- _Brief_: Determine how many lines in the data below contain "KWAME" and write only that number.

Rows from a figure dataset:
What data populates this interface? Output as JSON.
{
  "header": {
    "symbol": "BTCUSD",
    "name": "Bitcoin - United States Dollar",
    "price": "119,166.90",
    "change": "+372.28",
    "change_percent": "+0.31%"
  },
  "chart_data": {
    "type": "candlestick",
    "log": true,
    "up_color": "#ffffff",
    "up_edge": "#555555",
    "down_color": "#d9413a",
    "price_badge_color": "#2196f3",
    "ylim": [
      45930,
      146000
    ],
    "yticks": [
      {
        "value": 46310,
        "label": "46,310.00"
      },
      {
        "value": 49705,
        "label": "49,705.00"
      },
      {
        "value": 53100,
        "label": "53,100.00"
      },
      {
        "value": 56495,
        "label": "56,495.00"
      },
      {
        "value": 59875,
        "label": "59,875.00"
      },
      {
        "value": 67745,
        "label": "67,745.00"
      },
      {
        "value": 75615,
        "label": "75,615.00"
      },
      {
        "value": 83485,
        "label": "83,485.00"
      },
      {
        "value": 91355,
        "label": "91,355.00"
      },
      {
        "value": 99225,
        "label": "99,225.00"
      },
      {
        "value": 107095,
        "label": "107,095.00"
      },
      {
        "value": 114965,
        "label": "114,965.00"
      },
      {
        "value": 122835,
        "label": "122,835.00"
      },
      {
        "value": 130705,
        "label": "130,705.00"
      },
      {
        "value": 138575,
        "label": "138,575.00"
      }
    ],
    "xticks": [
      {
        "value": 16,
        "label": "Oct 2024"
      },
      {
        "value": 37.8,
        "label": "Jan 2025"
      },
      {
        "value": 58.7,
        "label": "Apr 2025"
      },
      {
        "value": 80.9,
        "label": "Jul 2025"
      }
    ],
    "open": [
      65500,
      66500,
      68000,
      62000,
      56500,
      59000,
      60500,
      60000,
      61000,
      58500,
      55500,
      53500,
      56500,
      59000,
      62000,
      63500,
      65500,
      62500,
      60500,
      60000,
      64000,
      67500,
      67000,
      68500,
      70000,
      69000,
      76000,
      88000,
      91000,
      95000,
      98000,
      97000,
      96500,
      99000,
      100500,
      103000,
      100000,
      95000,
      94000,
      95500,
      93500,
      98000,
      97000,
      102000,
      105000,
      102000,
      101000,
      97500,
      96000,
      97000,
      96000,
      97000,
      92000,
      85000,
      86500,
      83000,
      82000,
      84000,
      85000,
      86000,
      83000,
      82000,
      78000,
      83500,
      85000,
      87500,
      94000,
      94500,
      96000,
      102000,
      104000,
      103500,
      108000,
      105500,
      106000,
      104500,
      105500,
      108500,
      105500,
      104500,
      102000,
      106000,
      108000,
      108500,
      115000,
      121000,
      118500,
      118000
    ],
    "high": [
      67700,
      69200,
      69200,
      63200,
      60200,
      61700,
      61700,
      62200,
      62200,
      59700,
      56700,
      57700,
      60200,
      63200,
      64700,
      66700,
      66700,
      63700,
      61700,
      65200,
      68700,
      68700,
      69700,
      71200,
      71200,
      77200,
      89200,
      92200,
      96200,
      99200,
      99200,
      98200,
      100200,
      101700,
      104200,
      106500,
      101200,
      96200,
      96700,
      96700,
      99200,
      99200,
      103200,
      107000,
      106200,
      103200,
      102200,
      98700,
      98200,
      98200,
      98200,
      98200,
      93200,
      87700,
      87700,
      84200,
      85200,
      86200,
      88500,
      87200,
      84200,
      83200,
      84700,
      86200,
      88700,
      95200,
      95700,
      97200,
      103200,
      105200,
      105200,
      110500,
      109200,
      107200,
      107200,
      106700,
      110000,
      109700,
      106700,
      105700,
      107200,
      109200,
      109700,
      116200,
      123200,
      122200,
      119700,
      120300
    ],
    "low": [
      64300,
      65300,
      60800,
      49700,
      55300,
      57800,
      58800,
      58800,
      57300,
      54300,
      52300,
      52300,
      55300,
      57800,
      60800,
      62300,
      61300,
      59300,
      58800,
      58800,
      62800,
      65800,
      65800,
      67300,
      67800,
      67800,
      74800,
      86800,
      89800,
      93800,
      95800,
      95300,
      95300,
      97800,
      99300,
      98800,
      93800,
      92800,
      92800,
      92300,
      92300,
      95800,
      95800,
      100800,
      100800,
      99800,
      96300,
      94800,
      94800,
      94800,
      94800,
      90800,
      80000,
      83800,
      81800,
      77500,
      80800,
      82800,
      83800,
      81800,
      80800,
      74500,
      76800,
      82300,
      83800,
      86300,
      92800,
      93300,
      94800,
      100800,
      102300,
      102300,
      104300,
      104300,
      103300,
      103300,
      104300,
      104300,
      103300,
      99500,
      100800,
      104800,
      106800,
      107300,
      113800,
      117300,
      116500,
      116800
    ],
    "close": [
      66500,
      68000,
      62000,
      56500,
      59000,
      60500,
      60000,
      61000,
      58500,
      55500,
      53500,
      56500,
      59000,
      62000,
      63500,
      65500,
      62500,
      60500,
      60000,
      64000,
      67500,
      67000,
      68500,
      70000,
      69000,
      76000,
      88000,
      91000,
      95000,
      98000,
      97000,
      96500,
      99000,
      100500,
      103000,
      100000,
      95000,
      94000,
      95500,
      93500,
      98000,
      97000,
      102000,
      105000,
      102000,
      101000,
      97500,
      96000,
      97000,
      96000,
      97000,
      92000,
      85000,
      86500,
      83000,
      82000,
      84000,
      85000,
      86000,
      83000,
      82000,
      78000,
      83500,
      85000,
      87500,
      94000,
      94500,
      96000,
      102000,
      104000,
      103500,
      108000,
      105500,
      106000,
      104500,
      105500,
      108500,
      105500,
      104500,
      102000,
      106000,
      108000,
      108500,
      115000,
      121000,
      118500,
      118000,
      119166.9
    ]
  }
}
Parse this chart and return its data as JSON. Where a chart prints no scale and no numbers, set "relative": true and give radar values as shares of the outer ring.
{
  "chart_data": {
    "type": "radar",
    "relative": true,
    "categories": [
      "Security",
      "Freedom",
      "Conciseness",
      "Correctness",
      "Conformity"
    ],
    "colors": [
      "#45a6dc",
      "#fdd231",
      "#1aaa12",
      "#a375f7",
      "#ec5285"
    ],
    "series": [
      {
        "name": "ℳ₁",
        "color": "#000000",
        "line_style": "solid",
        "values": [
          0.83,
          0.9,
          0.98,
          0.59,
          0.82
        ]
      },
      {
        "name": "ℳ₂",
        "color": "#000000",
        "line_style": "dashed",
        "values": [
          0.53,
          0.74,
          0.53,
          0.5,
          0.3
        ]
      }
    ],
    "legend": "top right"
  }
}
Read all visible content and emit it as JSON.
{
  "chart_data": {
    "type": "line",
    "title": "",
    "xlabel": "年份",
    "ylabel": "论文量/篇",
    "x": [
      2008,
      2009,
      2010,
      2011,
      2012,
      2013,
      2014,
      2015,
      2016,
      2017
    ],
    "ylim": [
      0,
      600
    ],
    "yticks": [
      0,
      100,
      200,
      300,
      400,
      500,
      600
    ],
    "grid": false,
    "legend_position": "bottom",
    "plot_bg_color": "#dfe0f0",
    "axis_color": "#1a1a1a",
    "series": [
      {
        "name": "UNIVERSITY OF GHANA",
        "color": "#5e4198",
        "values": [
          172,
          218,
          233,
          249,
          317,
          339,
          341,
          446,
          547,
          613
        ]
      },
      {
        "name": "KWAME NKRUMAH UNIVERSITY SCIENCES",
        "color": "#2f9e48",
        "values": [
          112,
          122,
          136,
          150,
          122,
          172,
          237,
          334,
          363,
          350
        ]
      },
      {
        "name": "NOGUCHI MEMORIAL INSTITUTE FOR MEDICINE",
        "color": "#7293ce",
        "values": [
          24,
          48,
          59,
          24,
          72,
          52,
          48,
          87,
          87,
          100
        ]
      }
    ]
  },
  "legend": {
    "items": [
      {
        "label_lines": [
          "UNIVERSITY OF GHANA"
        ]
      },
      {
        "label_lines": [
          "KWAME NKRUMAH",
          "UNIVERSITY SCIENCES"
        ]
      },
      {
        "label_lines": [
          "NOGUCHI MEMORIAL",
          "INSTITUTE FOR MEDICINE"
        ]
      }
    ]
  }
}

- _Correct result_: 2